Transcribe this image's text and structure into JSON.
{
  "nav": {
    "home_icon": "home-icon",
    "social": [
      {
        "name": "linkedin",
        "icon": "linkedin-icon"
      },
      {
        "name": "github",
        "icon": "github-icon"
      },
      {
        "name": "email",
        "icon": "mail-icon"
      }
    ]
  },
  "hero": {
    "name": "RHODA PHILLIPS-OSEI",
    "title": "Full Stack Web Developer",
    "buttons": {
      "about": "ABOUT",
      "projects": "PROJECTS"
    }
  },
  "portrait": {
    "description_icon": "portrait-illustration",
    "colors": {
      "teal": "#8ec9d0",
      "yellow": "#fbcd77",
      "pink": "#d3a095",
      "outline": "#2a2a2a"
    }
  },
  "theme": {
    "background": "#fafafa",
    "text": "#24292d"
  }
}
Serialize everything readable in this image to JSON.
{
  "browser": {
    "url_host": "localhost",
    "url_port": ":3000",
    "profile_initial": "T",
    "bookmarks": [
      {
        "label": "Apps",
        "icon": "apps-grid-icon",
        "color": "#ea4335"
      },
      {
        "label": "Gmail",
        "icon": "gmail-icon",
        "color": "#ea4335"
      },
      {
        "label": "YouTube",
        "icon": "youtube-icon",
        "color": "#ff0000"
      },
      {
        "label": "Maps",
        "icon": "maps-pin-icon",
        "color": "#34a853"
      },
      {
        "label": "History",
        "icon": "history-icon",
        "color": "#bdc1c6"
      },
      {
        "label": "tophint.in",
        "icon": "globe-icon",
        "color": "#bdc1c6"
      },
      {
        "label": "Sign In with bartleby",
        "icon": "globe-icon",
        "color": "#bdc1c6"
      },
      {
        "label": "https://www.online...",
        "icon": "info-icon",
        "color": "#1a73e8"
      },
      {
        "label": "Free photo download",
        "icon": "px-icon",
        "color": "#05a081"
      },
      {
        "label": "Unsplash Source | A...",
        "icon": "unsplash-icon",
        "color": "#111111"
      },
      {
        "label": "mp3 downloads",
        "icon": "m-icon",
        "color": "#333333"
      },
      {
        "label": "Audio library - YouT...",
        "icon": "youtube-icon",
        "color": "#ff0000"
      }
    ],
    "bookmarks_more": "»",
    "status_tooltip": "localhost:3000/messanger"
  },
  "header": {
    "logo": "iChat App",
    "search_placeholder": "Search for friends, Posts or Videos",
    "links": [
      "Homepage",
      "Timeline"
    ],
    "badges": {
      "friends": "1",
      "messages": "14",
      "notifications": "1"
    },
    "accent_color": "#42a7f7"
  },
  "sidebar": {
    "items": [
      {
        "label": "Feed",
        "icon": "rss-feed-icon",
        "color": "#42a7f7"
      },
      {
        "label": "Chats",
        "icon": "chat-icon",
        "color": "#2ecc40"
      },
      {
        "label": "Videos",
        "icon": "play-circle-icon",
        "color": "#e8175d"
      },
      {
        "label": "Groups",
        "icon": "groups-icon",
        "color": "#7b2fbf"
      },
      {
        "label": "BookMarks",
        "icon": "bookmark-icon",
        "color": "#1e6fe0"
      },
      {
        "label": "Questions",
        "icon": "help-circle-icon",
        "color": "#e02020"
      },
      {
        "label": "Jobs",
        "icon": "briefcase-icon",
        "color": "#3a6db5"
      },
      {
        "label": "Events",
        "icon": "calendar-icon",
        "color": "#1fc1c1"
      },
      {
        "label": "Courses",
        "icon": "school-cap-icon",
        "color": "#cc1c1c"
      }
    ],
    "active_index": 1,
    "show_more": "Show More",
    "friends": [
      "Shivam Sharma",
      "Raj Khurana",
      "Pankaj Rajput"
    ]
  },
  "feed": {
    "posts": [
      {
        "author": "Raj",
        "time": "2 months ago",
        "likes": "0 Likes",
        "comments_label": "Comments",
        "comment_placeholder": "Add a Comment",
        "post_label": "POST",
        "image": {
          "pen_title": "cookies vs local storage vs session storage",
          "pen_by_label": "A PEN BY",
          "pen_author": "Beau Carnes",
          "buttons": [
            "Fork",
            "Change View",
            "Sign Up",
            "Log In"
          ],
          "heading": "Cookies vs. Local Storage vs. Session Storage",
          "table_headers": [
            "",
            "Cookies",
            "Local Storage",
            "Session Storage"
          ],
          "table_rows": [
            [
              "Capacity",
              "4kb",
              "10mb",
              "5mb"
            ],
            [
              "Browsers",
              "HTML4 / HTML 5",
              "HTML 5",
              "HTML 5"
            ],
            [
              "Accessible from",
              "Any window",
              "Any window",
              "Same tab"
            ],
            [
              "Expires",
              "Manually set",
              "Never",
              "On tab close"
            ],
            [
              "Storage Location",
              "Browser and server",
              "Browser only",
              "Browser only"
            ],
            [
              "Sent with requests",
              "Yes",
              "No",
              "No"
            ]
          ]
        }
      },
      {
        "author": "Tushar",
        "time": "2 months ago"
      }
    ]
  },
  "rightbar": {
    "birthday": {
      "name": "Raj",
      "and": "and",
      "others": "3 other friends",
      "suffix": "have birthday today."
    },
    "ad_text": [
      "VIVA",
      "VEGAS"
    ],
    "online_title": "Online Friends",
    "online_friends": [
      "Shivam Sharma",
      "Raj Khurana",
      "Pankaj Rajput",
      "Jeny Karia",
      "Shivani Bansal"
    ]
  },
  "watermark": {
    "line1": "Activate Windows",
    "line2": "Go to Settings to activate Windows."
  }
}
- - - - - - -
* [Instructions for the task]:
Your task is to print all of the records exactly.

* [The response]:
Transcribe this image's text and structure into JSON.
{
  "nav": {
    "home_icon": "home-icon",
    "social": [
      {
        "name": "linkedin",
        "icon": "linkedin-icon"
      },
      {
        "name": "github",
        "icon": "github-icon"
      },
      {
        "name": "email",
        "icon": "mail-icon"
      }
    ]
  },
  "hero": {
    "name": "RHODA PHILLIPS-OSEI",
    "title": "Full Stack Web Developer",
    "buttons": {
      "about": "ABOUT",
      "projects": "PROJECTS"
    }
  },
  "portrait": {
    "description_icon": "portrait-illustration",
    "colors": {
      "teal": "#8ec9d0",
      "yellow": "#fbcd77",
      "pink": "#d3a095",
      "outline": "#2a2a2a"
    }
  },
  "theme": {
    "background": "#fafafa",
    "text": "#24292d"
  }
}
Serialize everything readable in this image to JSON.
{
  "browser": {
    "url_host": "localhost",
    "url_port": ":3000",
    "profile_initial": "T",
    "bookmarks": [
      {
        "label": "Apps",
        "icon": "apps-grid-icon",
        "color": "#ea4335"
      },
      {
        "label": "Gmail",
        "icon": "gmail-icon",
        "color": "#ea4335"
      },
      {
        "label": "YouTube",
        "icon": "youtube-icon",
        "color": "#ff0000"
      },
      {
        "label": "Maps",
        "icon": "maps-pin-icon",
        "color": "#34a853"
      },
      {
        "label": "History",
        "icon": "history-icon",
        "color": "#bdc1c6"
      },
      {
        "label": "tophint.in",
        "icon": "globe-icon",
        "color": "#bdc1c6"
      },
      {
        "label": "Sign In with bartleby",
        "icon": "globe-icon",
        "color": "#bdc1c6"
      },
      {
        "label": "https://www.online...",
        "icon": "info-icon",
        "color": "#1a73e8"
      },
      {
        "label": "Free photo download",
        "icon": "px-icon",
        "color": "#05a081"
      },
      {
        "label": "Unsplash Source | A...",
        "icon": "unsplash-icon",
        "color": "#111111"
      },
      {
        "label": "mp3 downloads",
        "icon": "m-icon",
        "color": "#333333"
      },
      {
        "label": "Audio library - YouT...",
        "icon": "youtube-icon",
        "color": "#ff0000"
      }
    ],
    "bookmarks_more": "»",
    "status_tooltip": "localhost:3000/messanger"
  },
  "header": {
    "logo": "iChat App",
    "search_placeholder": "Search for friends, Posts or Videos",
    "links": [
      "Homepage",
      "Timeline"
    ],
    "badges": {
      "friends": "1",
      "messages": "14",
      "notifications": "1"
    },
    "accent_color": "#42a7f7"
  },
  "sidebar": {
    "items": [
      {
        "label": "Feed",
        "icon": "rss-feed-icon",
        "color": "#42a7f7"
      },
      {
        "label": "Chats",
        "icon": "chat-icon",
        "color": "#2ecc40"
      },
      {
        "label": "Videos",
        "icon": "play-circle-icon",
        "color": "#e8175d"
      },
      {
        "label": "Groups",
        "icon": "groups-icon",
        "color": "#7b2fbf"
      },
      {
        "label": "BookMarks",
        "icon": "bookmark-icon",
        "color": "#1e6fe0"
      },
      {
        "label": "Questions",
        "icon": "help-circle-icon",
        "color": "#e02020"
      },
      {
        "label": "Jobs",
        "icon": "briefcase-icon",
        "color": "#3a6db5"
      },
      {
        "label": "Events",
        "icon": "calendar-icon",
        "color": "#1fc1c1"
      },
      {
        "label": "Courses",
        "icon": "school-cap-icon",
        "color": "#cc1c1c"
      }
    ],
    "active_index": 1,
    "show_more": "Show More",
    "friends": [
      "Shivam Sharma",
      "Raj Khurana",
      "Pankaj Rajput"
    ]
  },
  "feed": {
    "posts": [
      {
        "author": "Raj",
        "time": "2 months ago",
        "likes": "0 Likes",
        "comments_label": "Comments",
        "comment_placeholder": "Add a Comment",
        "post_label": "POST",
        "image": {
          "pen_title": "cookies vs local storage vs session storage",
          "pen_by_label": "A PEN BY",
          "pen_author": "Beau Carnes",
          "buttons": [
            "Fork",
            "Change View",
            "Sign Up",
            "Log In"
          ],
          "heading": "Cookies vs. Local Storage vs. Session Storage",
          "table_headers": [
            "",
            "Cookies",
            "Local Storage",
            "Session Storage"
          ],
          "table_rows": [
            [
              "Capacity",
              "4kb",
              "10mb",
              "5mb"
            ],
            [
              "Browsers",
              "HTML4 / HTML 5",
              "HTML 5",
              "HTML 5"
            ],
            [
              "Accessible from",
              "Any window",
              "Any window",
              "Same tab"
            ],
            [
              "Expires",
              "Manually set",
              "Never",
              "On tab close"
            ],
            [
              "Storage Location",
              "Browser and server",
              "Browser only",
              "Browser only"
            ],
            [
              "Sent with requests",
              "Yes",
              "No",
              "No"
            ]
          ]
        }
      },
      {
        "author": "Tushar",
        "time": "2 months ago"
      }
    ]
  },
  "rightbar": {
    "birthday": {
      "name": "Raj",
      "and": "and",
      "others": "3 other friends",
      "suffix": "have birthday today."
    },
    "ad_text": [
      "VIVA",
      "VEGAS"
    ],
    "online_title": "Online Friends",
    "online_friends": [
      "Shivam Sharma",
      "Raj Khurana",
      "Pankaj Rajput",
      "Jeny Karia",
      "Shivani Bansal"
    ]
  },
  "watermark": {
    "line1": "Activate Windows",
    "line2": "Go to Settings to activate Windows."
  }
}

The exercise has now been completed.